▶ _Text shown_:
Start of Block

The reason why the third case won't work is tough to explain simply. Suffice it to say that a 2D array like this will not implicitly decay into a pointer to pointer, and if it did, it would be meaningless. Contrary to what you might read in some books or hear from some people, in C/C++, arrays and pointers are not the same thing!
Anyway, for your histogram function to work correctly, you have to allocate your image like this:
char** image = new char* [height];
for (int i = 0; i < height; ++i)
image[i] = new char [width];
Now you can fill the image, for example:
for (int i = 0; i < height; ++i)
for (int j = 0; j < width; ++j)
image[i][j] = rand() % 256; // Or whatever...
On an image allocated like this, you can call your histogram function and it will work. After you're done with this image, you have to free it like this:
for (int i = 0; i < height; ++i)
delete[] image[i];
delete[] image;
For now, that's enough about allocation. I'll come back to it later.
In addition to the above, it is vital to note the order of iteration over your image. The way you've written it, you iterate over your columns on the outside, and your inner loop walks over the rows. Most (all?) image file formats and many (most?) image processing applications I've seen do it the other way around. The memory allocations I've shown above also assume that the first index is for the row, and the second is for the column. I suggest you do this too, unless you've very good reasons not to.
No matter which layout you choose for your images (the recommended row-major, or your current column-major,) it is in issue that you should always keep in your mind and take notice of.
Now, on to my recommended way of allocating and accessing images and calculating histograms.
I suggest that you allocate and free images like this:
// Allocate:
char * image = new char [height * width];
// Free:
delete[] image;
That's it; no nasty (de)allocation loops, and every image is one contiguous block of memory. When you want to access row i and column j (note which is which) you do it like this:
image[i * width + j] = 42;
char x = image[i * width + j];
And you'd calculate the histogram like this:
void histogram (
unsigned char * image, int height, int width,
// Note that the elements here are pixel-counts, not colors!
vector<unsigned> & histogram
) {
// Make sure histogram has enough room; you can do this outside as well.
if (histogram.size() < 256)
histogram.resize (256, 0);
int pixels = height * width;
for (int i = 0; i < pixels; ++i)

End of Block

▶ _Available data_:
Start of Block

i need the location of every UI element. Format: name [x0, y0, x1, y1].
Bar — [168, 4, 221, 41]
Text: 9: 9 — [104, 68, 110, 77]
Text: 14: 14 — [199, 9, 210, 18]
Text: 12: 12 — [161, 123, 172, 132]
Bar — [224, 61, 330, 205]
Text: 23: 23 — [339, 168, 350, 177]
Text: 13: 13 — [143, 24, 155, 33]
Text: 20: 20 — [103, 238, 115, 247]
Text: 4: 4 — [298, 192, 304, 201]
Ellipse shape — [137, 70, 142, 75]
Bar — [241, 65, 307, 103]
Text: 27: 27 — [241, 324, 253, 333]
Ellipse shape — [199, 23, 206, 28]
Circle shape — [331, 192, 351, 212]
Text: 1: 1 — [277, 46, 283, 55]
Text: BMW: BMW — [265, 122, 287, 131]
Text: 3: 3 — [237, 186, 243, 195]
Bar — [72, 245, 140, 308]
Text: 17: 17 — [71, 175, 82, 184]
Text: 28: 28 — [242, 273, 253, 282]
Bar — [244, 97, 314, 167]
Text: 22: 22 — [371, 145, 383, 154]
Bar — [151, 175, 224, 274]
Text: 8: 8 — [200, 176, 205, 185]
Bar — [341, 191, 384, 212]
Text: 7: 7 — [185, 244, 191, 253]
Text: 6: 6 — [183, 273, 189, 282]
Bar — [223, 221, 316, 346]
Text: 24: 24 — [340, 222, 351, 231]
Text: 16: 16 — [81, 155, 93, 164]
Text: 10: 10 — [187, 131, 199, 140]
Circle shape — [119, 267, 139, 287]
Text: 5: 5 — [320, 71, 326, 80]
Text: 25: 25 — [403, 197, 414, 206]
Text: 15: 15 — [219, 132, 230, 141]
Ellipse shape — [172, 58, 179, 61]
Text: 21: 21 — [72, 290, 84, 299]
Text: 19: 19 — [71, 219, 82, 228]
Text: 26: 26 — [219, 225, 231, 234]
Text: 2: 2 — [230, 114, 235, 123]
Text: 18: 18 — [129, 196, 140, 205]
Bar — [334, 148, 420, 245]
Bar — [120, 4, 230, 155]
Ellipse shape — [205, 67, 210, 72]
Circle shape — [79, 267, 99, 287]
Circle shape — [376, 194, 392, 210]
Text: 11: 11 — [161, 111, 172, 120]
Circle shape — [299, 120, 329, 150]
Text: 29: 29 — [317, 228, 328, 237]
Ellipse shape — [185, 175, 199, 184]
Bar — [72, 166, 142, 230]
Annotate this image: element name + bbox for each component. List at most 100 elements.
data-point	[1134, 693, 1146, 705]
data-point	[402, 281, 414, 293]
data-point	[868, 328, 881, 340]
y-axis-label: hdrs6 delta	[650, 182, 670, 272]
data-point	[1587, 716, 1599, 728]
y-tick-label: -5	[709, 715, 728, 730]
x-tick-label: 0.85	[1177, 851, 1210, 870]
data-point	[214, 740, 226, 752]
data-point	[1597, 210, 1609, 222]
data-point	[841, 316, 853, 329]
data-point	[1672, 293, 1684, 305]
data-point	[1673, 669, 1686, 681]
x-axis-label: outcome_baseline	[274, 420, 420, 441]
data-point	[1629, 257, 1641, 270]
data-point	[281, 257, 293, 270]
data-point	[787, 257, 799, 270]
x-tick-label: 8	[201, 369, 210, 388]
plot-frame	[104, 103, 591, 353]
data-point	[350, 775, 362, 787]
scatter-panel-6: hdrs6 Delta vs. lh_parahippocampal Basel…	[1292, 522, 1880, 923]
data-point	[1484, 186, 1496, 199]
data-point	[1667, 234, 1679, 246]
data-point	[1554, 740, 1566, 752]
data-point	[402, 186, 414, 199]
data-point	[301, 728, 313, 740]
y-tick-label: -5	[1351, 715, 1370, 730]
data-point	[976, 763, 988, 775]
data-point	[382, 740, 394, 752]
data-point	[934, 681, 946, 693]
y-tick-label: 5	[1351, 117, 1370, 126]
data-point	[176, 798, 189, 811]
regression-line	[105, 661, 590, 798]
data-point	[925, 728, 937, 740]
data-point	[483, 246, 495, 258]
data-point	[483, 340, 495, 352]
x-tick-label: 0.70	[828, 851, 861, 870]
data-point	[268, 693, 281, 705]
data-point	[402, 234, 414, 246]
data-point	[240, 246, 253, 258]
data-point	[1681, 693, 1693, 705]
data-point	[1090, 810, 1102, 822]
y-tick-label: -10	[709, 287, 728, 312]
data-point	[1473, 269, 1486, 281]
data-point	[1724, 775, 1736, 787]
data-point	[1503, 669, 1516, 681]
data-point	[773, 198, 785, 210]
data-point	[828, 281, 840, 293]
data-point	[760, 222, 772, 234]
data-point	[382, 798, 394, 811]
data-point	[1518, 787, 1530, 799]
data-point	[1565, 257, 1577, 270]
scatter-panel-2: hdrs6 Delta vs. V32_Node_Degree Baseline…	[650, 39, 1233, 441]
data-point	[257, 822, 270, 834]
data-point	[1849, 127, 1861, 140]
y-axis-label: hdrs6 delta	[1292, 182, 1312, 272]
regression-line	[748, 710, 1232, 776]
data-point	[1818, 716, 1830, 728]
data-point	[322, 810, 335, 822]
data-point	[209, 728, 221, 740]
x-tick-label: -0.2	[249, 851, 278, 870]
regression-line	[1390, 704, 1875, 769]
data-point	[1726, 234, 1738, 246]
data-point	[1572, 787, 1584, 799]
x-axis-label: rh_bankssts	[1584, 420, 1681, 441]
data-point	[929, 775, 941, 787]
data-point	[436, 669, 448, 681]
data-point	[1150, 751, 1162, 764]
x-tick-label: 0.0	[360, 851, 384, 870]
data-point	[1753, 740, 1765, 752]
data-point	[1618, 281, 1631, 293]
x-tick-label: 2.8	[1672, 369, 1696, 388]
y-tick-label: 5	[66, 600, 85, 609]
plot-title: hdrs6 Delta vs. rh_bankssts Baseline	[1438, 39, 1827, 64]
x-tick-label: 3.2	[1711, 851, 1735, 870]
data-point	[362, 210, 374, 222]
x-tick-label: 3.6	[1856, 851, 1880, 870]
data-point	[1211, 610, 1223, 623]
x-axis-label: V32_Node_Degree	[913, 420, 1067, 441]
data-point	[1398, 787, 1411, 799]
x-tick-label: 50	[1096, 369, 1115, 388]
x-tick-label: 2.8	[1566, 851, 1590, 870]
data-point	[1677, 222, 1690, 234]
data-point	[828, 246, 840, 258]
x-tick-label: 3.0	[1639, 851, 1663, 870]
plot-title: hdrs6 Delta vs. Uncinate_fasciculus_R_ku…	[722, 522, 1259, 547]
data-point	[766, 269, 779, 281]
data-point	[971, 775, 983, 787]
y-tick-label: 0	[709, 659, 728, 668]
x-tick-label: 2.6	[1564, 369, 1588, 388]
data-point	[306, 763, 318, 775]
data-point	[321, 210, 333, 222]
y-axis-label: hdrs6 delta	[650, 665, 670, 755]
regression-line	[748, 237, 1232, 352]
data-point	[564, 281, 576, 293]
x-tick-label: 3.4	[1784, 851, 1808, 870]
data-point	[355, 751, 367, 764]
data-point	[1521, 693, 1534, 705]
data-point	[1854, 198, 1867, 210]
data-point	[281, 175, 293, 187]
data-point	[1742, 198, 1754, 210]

End of Block

▶ _Description of the task_: Reproduce the part of the image-allocation text above between "vector<unsigned> & histogram" and "< pixels; ++i)", inclusive.

▶ _Answer to the problem_:
vector<unsigned> & histogram
) {
// Make sure histogram has enough room; you can do this outside as well.
if (histogram.size() < 256)
histogram.resize (256, 0);
int pixels = height * width;
for (int i = 0; i < pixels; ++i)